(Data extracted from a collection)
***
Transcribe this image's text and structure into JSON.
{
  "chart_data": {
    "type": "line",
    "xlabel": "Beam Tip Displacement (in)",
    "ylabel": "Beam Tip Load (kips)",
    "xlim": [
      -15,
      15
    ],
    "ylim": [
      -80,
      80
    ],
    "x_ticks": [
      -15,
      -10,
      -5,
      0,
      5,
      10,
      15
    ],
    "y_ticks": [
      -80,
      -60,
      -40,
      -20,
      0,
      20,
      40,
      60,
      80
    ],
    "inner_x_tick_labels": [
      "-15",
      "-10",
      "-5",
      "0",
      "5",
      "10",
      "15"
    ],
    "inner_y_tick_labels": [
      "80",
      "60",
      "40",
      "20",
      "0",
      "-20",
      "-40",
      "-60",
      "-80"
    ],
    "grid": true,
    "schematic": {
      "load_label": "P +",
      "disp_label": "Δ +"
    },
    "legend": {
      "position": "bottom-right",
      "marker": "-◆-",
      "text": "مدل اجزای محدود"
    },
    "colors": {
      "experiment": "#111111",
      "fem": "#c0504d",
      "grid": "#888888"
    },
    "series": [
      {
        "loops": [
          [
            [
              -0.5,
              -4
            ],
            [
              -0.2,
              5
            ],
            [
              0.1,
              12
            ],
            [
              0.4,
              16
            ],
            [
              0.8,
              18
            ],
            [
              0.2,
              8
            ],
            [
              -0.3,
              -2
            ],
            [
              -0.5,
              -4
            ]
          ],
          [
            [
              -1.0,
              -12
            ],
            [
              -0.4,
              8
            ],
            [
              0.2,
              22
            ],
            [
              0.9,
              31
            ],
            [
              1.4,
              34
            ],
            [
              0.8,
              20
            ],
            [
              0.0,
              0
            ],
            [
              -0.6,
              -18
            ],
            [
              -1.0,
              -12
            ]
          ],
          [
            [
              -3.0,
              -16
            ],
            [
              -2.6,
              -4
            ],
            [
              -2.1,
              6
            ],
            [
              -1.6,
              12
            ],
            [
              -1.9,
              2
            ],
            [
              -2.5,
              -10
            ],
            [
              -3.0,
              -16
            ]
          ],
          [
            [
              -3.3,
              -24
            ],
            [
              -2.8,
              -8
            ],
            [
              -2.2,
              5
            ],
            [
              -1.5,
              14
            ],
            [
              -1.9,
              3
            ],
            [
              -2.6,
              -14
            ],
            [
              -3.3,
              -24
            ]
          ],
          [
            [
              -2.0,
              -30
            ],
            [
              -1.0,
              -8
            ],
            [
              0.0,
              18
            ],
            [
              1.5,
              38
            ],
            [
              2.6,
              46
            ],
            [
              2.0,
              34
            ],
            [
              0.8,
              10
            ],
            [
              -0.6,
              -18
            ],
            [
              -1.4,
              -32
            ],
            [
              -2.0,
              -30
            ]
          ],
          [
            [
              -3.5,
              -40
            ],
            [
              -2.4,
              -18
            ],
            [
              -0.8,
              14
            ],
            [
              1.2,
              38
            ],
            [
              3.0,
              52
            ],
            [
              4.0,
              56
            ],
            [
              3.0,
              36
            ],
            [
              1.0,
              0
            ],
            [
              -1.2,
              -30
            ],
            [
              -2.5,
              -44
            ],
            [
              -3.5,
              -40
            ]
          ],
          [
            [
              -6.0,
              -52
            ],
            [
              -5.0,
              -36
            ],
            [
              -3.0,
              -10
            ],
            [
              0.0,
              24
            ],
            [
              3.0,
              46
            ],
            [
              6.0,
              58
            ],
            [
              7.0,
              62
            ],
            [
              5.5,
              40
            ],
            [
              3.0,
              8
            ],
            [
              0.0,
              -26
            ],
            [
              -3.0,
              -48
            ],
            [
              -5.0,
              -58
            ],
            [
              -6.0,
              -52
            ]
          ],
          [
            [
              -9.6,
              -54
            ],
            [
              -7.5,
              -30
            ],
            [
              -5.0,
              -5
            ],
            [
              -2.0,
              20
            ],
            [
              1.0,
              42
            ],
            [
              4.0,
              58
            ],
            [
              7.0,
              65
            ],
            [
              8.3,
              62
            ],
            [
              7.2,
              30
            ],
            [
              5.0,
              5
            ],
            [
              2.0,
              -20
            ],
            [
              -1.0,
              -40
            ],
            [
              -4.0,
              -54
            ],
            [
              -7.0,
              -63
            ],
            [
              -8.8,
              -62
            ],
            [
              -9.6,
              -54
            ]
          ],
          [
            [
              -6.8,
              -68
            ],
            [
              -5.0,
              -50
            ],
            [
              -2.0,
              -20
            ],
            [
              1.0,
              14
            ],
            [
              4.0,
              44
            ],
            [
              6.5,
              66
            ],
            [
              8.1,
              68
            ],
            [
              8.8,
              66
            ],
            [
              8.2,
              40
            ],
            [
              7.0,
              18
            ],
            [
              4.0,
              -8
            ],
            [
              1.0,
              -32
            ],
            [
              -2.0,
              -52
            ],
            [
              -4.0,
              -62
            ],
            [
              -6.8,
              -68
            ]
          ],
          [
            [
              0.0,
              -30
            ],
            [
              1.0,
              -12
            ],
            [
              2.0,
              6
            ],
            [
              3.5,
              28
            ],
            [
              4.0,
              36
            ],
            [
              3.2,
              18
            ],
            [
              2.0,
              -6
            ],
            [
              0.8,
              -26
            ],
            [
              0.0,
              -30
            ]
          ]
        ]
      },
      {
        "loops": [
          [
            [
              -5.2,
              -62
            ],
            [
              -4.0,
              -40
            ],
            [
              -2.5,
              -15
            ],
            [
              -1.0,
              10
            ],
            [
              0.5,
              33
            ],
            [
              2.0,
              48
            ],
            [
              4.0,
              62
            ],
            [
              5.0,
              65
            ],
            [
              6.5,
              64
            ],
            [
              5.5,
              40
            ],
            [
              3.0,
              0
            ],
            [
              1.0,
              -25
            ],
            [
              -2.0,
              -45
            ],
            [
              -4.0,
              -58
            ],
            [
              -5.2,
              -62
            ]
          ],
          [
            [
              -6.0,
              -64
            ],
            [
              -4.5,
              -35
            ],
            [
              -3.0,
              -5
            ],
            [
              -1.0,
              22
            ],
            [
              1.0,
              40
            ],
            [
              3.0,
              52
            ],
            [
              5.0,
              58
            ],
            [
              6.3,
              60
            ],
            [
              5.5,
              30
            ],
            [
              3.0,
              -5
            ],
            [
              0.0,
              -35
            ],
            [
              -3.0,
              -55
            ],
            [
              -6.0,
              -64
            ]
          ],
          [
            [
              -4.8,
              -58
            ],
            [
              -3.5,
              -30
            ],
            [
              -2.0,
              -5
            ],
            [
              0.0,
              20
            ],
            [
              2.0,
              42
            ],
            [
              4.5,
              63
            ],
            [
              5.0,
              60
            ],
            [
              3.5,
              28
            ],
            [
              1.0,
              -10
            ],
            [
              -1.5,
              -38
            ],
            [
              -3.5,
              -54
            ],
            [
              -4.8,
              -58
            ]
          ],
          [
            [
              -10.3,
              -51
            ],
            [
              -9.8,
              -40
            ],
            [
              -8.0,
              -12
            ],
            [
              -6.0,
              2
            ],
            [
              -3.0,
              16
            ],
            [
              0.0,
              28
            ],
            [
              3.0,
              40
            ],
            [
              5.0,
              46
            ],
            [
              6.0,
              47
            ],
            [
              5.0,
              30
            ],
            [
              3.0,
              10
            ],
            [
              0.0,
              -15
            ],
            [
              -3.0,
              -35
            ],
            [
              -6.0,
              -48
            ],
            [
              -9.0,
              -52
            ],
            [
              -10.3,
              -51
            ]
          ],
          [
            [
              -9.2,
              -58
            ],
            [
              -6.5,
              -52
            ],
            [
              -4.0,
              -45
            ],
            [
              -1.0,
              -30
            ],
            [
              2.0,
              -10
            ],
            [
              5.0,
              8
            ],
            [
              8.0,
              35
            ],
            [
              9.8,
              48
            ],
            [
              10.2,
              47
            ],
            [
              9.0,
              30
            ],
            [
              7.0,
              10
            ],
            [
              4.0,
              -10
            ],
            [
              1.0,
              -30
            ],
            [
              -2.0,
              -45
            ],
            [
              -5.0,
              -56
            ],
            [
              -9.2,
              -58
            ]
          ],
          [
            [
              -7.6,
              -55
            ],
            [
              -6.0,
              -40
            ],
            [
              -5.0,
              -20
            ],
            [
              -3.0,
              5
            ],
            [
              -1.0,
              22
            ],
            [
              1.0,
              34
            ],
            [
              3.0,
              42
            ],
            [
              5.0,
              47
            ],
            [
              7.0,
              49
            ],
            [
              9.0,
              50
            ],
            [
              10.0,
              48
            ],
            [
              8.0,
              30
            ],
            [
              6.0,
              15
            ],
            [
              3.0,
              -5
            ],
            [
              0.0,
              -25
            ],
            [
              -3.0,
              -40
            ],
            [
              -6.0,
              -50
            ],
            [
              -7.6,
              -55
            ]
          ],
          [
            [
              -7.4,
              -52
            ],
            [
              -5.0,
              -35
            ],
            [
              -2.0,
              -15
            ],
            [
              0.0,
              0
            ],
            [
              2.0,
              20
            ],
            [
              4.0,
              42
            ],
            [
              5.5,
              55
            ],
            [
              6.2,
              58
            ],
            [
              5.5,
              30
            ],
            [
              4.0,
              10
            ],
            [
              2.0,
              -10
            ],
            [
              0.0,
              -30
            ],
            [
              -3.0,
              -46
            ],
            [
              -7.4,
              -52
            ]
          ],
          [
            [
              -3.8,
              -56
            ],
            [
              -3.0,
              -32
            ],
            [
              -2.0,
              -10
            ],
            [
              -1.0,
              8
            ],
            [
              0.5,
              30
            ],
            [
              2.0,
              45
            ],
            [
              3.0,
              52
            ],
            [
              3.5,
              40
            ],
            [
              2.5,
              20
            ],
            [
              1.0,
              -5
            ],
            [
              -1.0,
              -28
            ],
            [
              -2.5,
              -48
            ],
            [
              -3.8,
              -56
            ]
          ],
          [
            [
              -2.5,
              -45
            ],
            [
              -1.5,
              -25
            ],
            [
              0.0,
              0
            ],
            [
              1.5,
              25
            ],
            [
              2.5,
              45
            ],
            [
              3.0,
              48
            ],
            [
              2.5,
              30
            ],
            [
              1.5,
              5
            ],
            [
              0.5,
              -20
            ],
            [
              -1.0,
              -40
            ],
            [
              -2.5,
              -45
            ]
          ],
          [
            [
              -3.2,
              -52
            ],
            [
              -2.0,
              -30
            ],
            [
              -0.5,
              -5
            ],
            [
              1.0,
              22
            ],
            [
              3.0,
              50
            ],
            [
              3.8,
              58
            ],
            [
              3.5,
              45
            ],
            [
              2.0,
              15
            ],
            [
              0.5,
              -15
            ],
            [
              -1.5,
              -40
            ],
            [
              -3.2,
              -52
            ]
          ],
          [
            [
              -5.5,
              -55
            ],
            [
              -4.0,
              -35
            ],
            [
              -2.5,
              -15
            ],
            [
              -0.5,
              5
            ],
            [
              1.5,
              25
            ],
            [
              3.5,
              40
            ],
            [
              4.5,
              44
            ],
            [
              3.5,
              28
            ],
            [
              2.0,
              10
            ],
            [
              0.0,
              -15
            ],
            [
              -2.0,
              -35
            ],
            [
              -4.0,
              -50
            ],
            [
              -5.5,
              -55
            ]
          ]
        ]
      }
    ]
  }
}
***
Using the records given above, list every line that includes the word "Beam".

* RESPONSE TO THE EXERCISE *
    "xlabel": "Beam Tip Displacement (in)",
    "ylabel": "Beam Tip Load (kips)",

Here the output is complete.